WORK TO BE COMPLETED:
Leave out the pictures and repeat the data exactly.
__________________________________________________
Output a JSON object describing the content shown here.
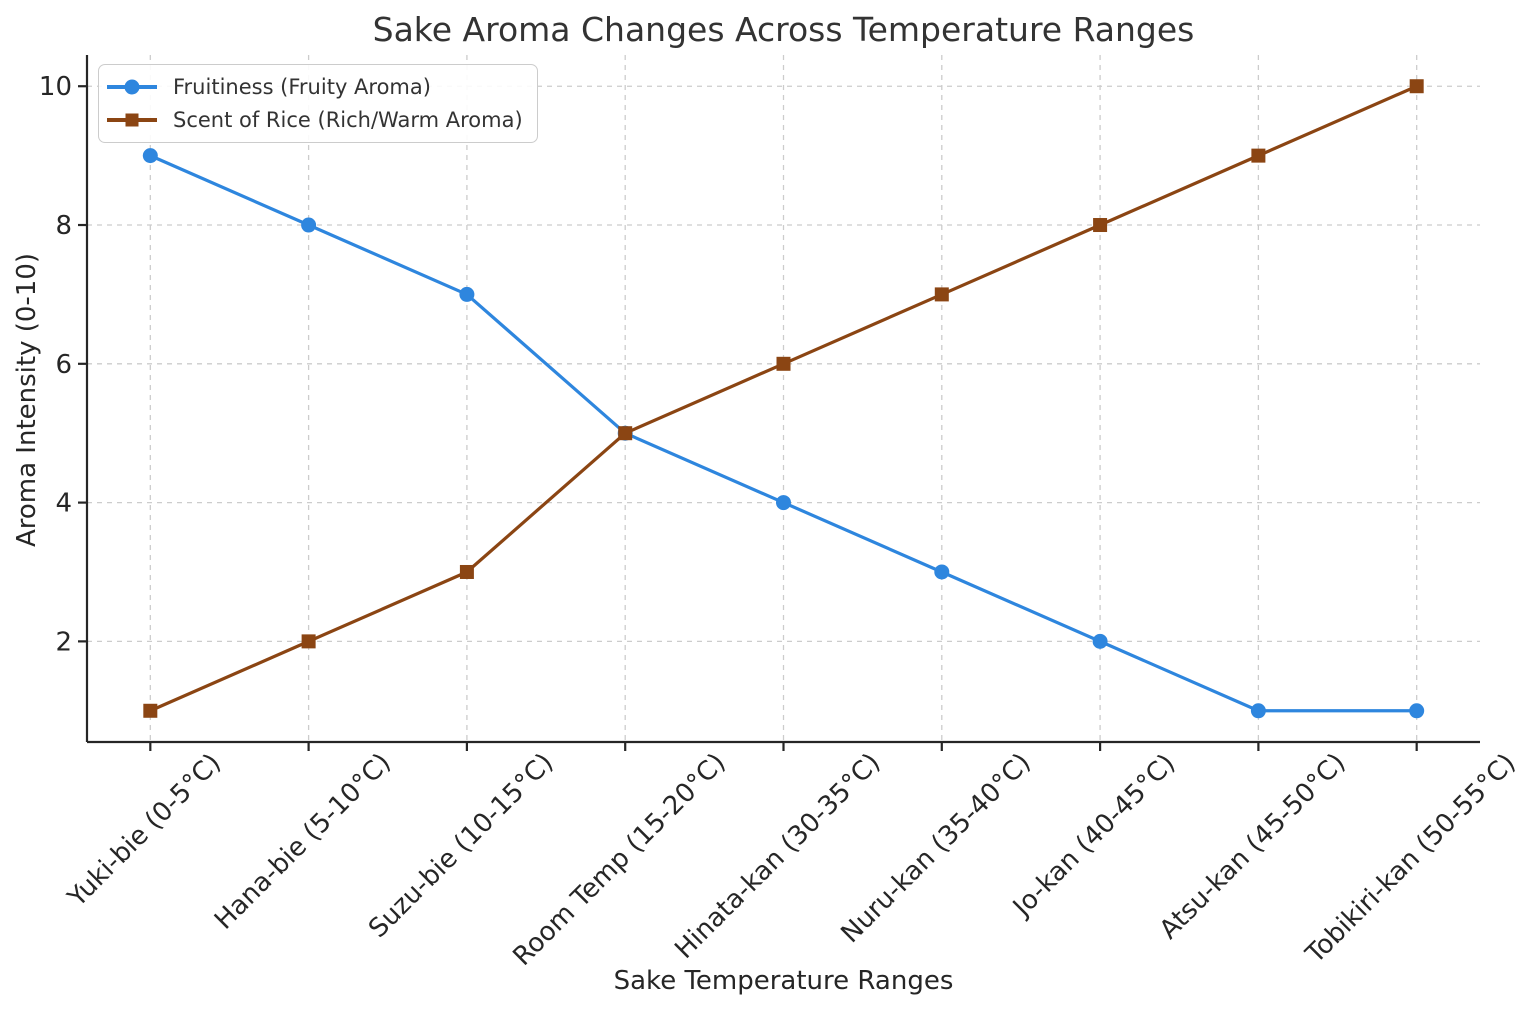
{
  "chart_data": {
    "type": "line",
    "title": "Sake Aroma Changes Across Temperature Ranges",
    "xlabel": "Sake Temperature Ranges",
    "ylabel": "Aroma Intensity (0-10)",
    "categories": [
      "Yuki-bie (0-5°C)",
      "Hana-bie (5-10°C)",
      "Suzu-bie (10-15°C)",
      "Room Temp (15-20°C)",
      "Hinata-kan (30-35°C)",
      "Nuru-kan (35-40°C)",
      "Jo-kan (40-45°C)",
      "Atsu-kan (45-50°C)",
      "Tobikiri-kan (50-55°C)"
    ],
    "series": [
      {
        "name": "Fruitiness (Fruity Aroma)",
        "marker": "circle",
        "color": "#2E86DE",
        "values": [
          9,
          8,
          7,
          5,
          4,
          3,
          2,
          1,
          1
        ]
      },
      {
        "name": "Scent of Rice (Rich/Warm Aroma)",
        "marker": "square",
        "color": "#8B4513",
        "values": [
          1,
          2,
          3,
          5,
          6,
          7,
          8,
          9,
          10
        ]
      }
    ],
    "y_ticks": [
      2,
      4,
      6,
      8,
      10
    ],
    "ylim": [
      0.55,
      10.45
    ],
    "grid": true,
    "grid_style": "dashed",
    "grid_color": "#cccccc",
    "axis_color": "#262626",
    "legend_position": "upper-left",
    "x_tick_rotation_deg": 45
  }
}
__________________________________________________
SOLUTION TO THIS TASK:
Output a JSON object describing the content shown here.
{
  "chart_data": {
    "type": "line",
    "title": "Sake Aroma Changes Across Temperature Ranges",
    "xlabel": "Sake Temperature Ranges",
    "ylabel": "Aroma Intensity (0-10)",
    "categories": [
      "Yuki-bie (0-5°C)",
      "Hana-bie (5-10°C)",
      "Suzu-bie (10-15°C)",
      "Room Temp (15-20°C)",
      "Hinata-kan (30-35°C)",
      "Nuru-kan (35-40°C)",
      "Jo-kan (40-45°C)",
      "Atsu-kan (45-50°C)",
      "Tobikiri-kan (50-55°C)"
    ],
    "series": [
      {
        "name": "Fruitiness (Fruity Aroma)",
        "marker": "circle",
        "color": "#2E86DE",
        "values": [
          9,
          8,
          7,
          5,
          4,
          3,
          2,
          1,
          1
        ]
      },
      {
        "name": "Scent of Rice (Rich/Warm Aroma)",
        "marker": "square",
        "color": "#8B4513",
        "values": [
          1,
          2,
          3,
          5,
          6,
          7,
          8,
          9,
          10
        ]
      }
    ],
    "y_ticks": [
      2,
      4,
      6,
      8,
      10
    ],
    "ylim": [
      0.55,
      10.45
    ],
    "grid": true,
    "grid_style": "dashed",
    "grid_color": "#cccccc",
    "axis_color": "#262626",
    "legend_position": "upper-left",
    "x_tick_rotation_deg": 45
  }
}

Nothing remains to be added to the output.